▶ [STATED GOAL]
Produce a word-for-word copy of the listing below without its pictures.

▶ [EXTRACTED MATERIAL]
☆ ☆ ☆ ☆

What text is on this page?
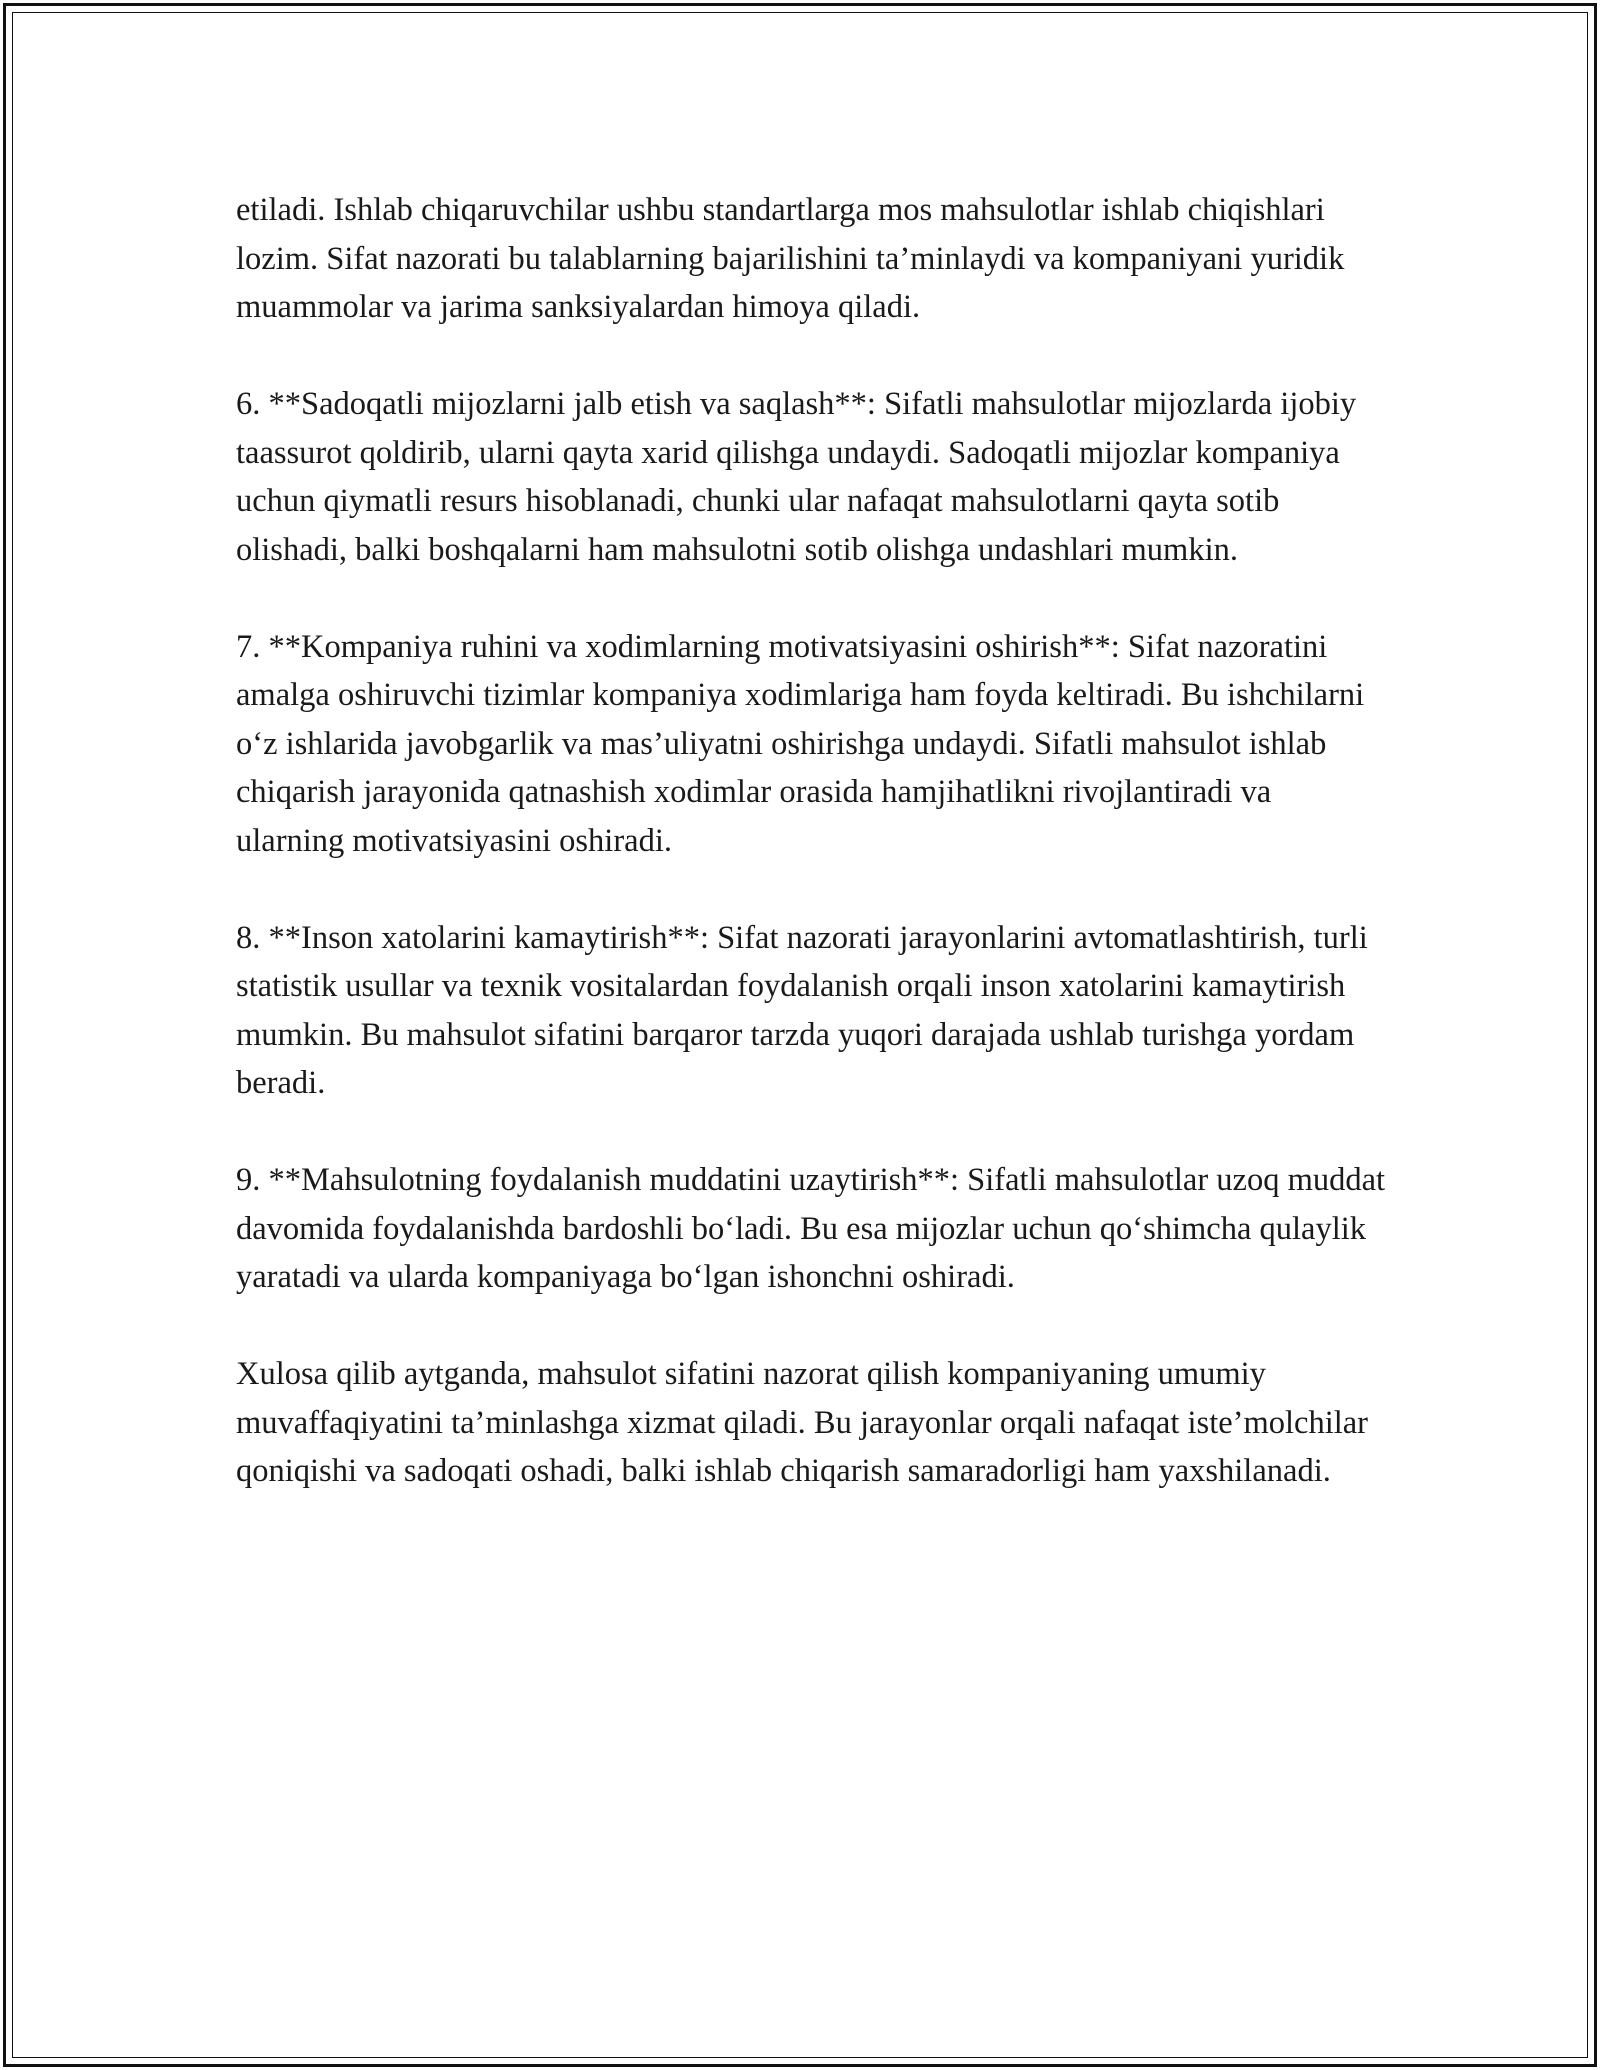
etiladi. Ishlab chiqaruvchilar ushbu standartlarga mos mahsulotlar ishlab chiqishlari lozim. Sifat nazorati bu talablarning bajarilishini ta’minlaydi va kompaniyani yuridik muammolar va jarima sanksiyalardan himoya qiladi.

6. **Sadoqatli mijozlarni jalb etish va saqlash**: Sifatli mahsulotlar mijozlarda ijobiy taassurot qoldirib, ularni qayta xarid qilishga undaydi. Sadoqatli mijozlar kompaniya uchun qiymatli resurs hisoblanadi, chunki ular nafaqat mahsulotlarni qayta sotib olishadi, balki boshqalarni ham mahsulotni sotib olishga undashlari mumkin.

7. **Kompaniya ruhini va xodimlarning motivatsiyasini oshirish**: Sifat nazoratini amalga oshiruvchi tizimlar kompaniya xodimlariga ham foyda keltiradi. Bu ishchilarni o‘z ishlarida javobgarlik va mas’uliyatni oshirishga undaydi. Sifatli mahsulot ishlab chiqarish jarayonida qatnashish xodimlar orasida hamjihatlikni rivojlantiradi va ularning motivatsiyasini oshiradi.

8. **Inson xatolarini kamaytirish**: Sifat nazorati jarayonlarini avtomatlashtirish, turli statistik usullar va texnik vositalardan foydalanish orqali inson xatolarini kamaytirish mumkin. Bu mahsulot sifatini barqaror tarzda yuqori darajada ushlab turishga yordam beradi.

9. **Mahsulotning foydalanish muddatini uzaytirish**: Sifatli mahsulotlar uzoq muddat davomida foydalanishda bardoshli bo‘ladi. Bu esa mijozlar uchun qo‘shimcha qulaylik yaratadi va ularda kompaniyaga bo‘lgan ishonchni oshiradi.

Xulosa qilib aytganda, mahsulot sifatini nazorat qilish kompaniyaning umumiy muvaffaqiyatini ta’minlashga xizmat qiladi. Bu jarayonlar orqali nafaqat iste’molchilar qoniqishi va sadoqati oshadi, balki ishlab chiqarish samaradorligi ham yaxshilanadi.
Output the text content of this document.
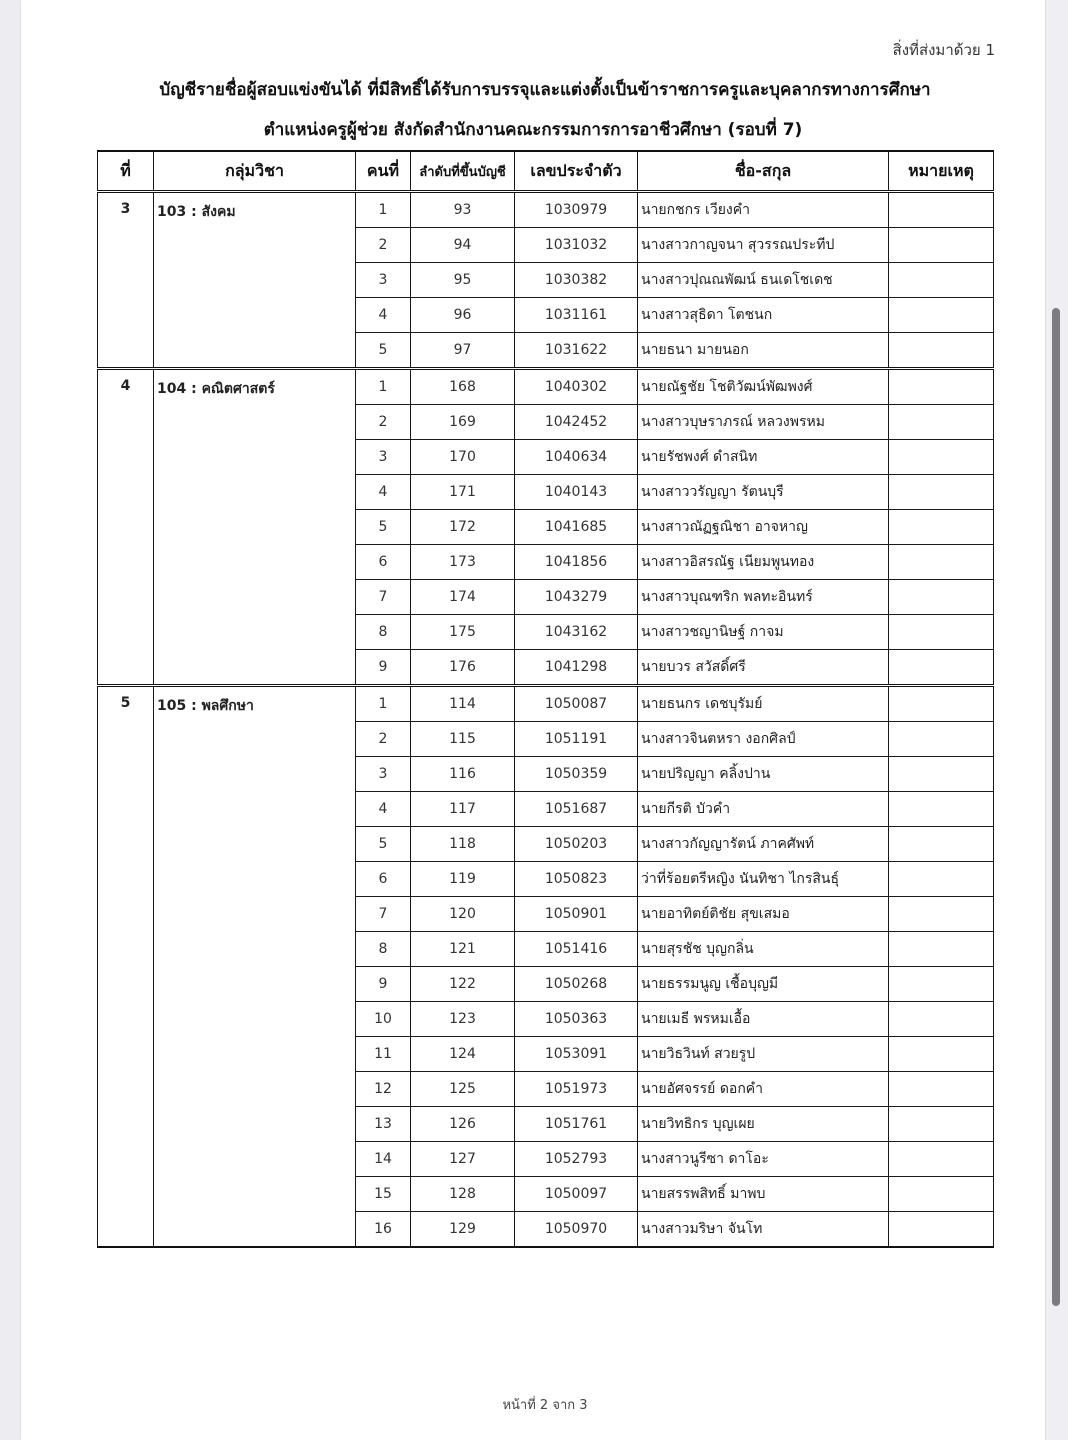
สิ่งที่ส่งมาด้วย 1
บัญชีรายชื่อผู้สอบแข่งขันได้ ที่มีสิทธิ์ได้รับการบรรจุและแต่งตั้งเป็นข้าราชการครูและบุคลากรทางการศึกษา
ตำแหน่งครูผู้ช่วย สังกัดสำนักงานคณะกรรมการการอาชีวศึกษา (รอบที่ 7)
ที่	กลุ่มวิชา	คนที่	ลำดับที่ขึ้นบัญชี	เลขประจำตัว	ชื่อ-สกุล	หมายเหตุ
3	103 : สังคม	1	93	1030979	นายกชกร เวียงคำ	
		2	94	1031032	นางสาวกาญจนา สุวรรณประทีป	
		3	95	1030382	นางสาวปุณณพัฒน์ ธนเดโชเดช	
		4	96	1031161	นางสาวสุธิดา โตชนก	
		5	97	1031622	นายธนา มายนอก	
4	104 : คณิตศาสตร์	1	168	1040302	นายณัฐชัย โชติวัฒน์พัฒพงศ์	
		2	169	1042452	นางสาวบุษราภรณ์ หลวงพรหม	
		3	170	1040634	นายรัชพงศ์ ดำสนิท	
		4	171	1040143	นางสาววรัญญา รัตนบุรี	
		5	172	1041685	นางสาวณัฏฐณิชา อาจหาญ	
		6	173	1041856	นางสาวอิสรณัฐ เนียมพูนทอง	
		7	174	1043279	นางสาวบุณฑริก พลทะอินทร์	
		8	175	1043162	นางสาวชญานิษฐ์ กาจม	
		9	176	1041298	นายบวร สวัสดิ์ศรี	
5	105 : พลศึกษา	1	114	1050087	นายธนกร เดชบุรัมย์	
		2	115	1051191	นางสาวจินตหรา งอกศิลป์	
		3	116	1050359	นายปริญญา คลิ้งปาน	
		4	117	1051687	นายกีรติ บัวคำ	
		5	118	1050203	นางสาวกัญญารัตน์ ภาคศัพท์	
		6	119	1050823	ว่าที่ร้อยตรีหญิง นันทิชา ไกรสินธุ์	
		7	120	1050901	นายอาทิตย์ติชัย สุขเสมอ	
		8	121	1051416	นายสุรชัช บุญกลิ่น	
		9	122	1050268	นายธรรมนูญ เชื้อบุญมี	
		10	123	1050363	นายเมธี พรหมเอื้อ	
		11	124	1053091	นายวิธวินท์ สวยรูป	
		12	125	1051973	นายอัศจรรย์ ดอกคำ	
		13	126	1051761	นายวิทธิกร บุญเผย	
		14	127	1052793	นางสาวนูรีซา ดาโอะ	
		15	128	1050097	นายสรรพสิทธิ์ มาพบ	
		16	129	1050970	นางสาวมริษา จันโท	
หน้าที่ 2 จาก 3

☆ ☆ ☆ ☆

▶ [WRITTEN SOLUTION]
What text is on this page?
etiladi. Ishlab chiqaruvchilar ushbu standartlarga mos mahsulotlar ishlab chiqishlari lozim. Sifat nazorati bu talablarning bajarilishini ta’minlaydi va kompaniyani yuridik muammolar va jarima sanksiyalardan himoya qiladi.

6. **Sadoqatli mijozlarni jalb etish va saqlash**: Sifatli mahsulotlar mijozlarda ijobiy taassurot qoldirib, ularni qayta xarid qilishga undaydi. Sadoqatli mijozlar kompaniya uchun qiymatli resurs hisoblanadi, chunki ular nafaqat mahsulotlarni qayta sotib olishadi, balki boshqalarni ham mahsulotni sotib olishga undashlari mumkin.

7. **Kompaniya ruhini va xodimlarning motivatsiyasini oshirish**: Sifat nazoratini amalga oshiruvchi tizimlar kompaniya xodimlariga ham foyda keltiradi. Bu ishchilarni o‘z ishlarida javobgarlik va mas’uliyatni oshirishga undaydi. Sifatli mahsulot ishlab chiqarish jarayonida qatnashish xodimlar orasida hamjihatlikni rivojlantiradi va ularning motivatsiyasini oshiradi.

8. **Inson xatolarini kamaytirish**: Sifat nazorati jarayonlarini avtomatlashtirish, turli statistik usullar va texnik vositalardan foydalanish orqali inson xatolarini kamaytirish mumkin. Bu mahsulot sifatini barqaror tarzda yuqori darajada ushlab turishga yordam beradi.

9. **Mahsulotning foydalanish muddatini uzaytirish**: Sifatli mahsulotlar uzoq muddat davomida foydalanishda bardoshli bo‘ladi. Bu esa mijozlar uchun qo‘shimcha qulaylik yaratadi va ularda kompaniyaga bo‘lgan ishonchni oshiradi.

Xulosa qilib aytganda, mahsulot sifatini nazorat qilish kompaniyaning umumiy muvaffaqiyatini ta’minlashga xizmat qiladi. Bu jarayonlar orqali nafaqat iste’molchilar qoniqishi va sadoqati oshadi, balki ishlab chiqarish samaradorligi ham yaxshilanadi.
Output the text content of this document.
สิ่งที่ส่งมาด้วย 1
บัญชีรายชื่อผู้สอบแข่งขันได้ ที่มีสิทธิ์ได้รับการบรรจุและแต่งตั้งเป็นข้าราชการครูและบุคลากรทางการศึกษา
ตำแหน่งครูผู้ช่วย สังกัดสำนักงานคณะกรรมการการอาชีวศึกษา (รอบที่ 7)
ที่	กลุ่มวิชา	คนที่	ลำดับที่ขึ้นบัญชี	เลขประจำตัว	ชื่อ-สกุล	หมายเหตุ
3	103 : สังคม	1	93	1030979	นายกชกร เวียงคำ	
		2	94	1031032	นางสาวกาญจนา สุวรรณประทีป	
		3	95	1030382	นางสาวปุณณพัฒน์ ธนเดโชเดช	
		4	96	1031161	นางสาวสุธิดา โตชนก	
		5	97	1031622	นายธนา มายนอก	
4	104 : คณิตศาสตร์	1	168	1040302	นายณัฐชัย โชติวัฒน์พัฒพงศ์	
		2	169	1042452	นางสาวบุษราภรณ์ หลวงพรหม	
		3	170	1040634	นายรัชพงศ์ ดำสนิท	
		4	171	1040143	นางสาววรัญญา รัตนบุรี	
		5	172	1041685	นางสาวณัฏฐณิชา อาจหาญ	
		6	173	1041856	นางสาวอิสรณัฐ เนียมพูนทอง	
		7	174	1043279	นางสาวบุณฑริก พลทะอินทร์	
		8	175	1043162	นางสาวชญานิษฐ์ กาจม	
		9	176	1041298	นายบวร สวัสดิ์ศรี	
5	105 : พลศึกษา	1	114	1050087	นายธนกร เดชบุรัมย์	
		2	115	1051191	นางสาวจินตหรา งอกศิลป์	
		3	116	1050359	นายปริญญา คลิ้งปาน	
		4	117	1051687	นายกีรติ บัวคำ	
		5	118	1050203	นางสาวกัญญารัตน์ ภาคศัพท์	
		6	119	1050823	ว่าที่ร้อยตรีหญิง นันทิชา ไกรสินธุ์	
		7	120	1050901	นายอาทิตย์ติชัย สุขเสมอ	
		8	121	1051416	นายสุรชัช บุญกลิ่น	
		9	122	1050268	นายธรรมนูญ เชื้อบุญมี	
		10	123	1050363	นายเมธี พรหมเอื้อ	
		11	124	1053091	นายวิธวินท์ สวยรูป	
		12	125	1051973	นายอัศจรรย์ ดอกคำ	
		13	126	1051761	นายวิทธิกร บุญเผย	
		14	127	1052793	นางสาวนูรีซา ดาโอะ	
		15	128	1050097	นายสรรพสิทธิ์ มาพบ	
		16	129	1050970	นางสาวมริษา จันโท	
หน้าที่ 2 จาก 3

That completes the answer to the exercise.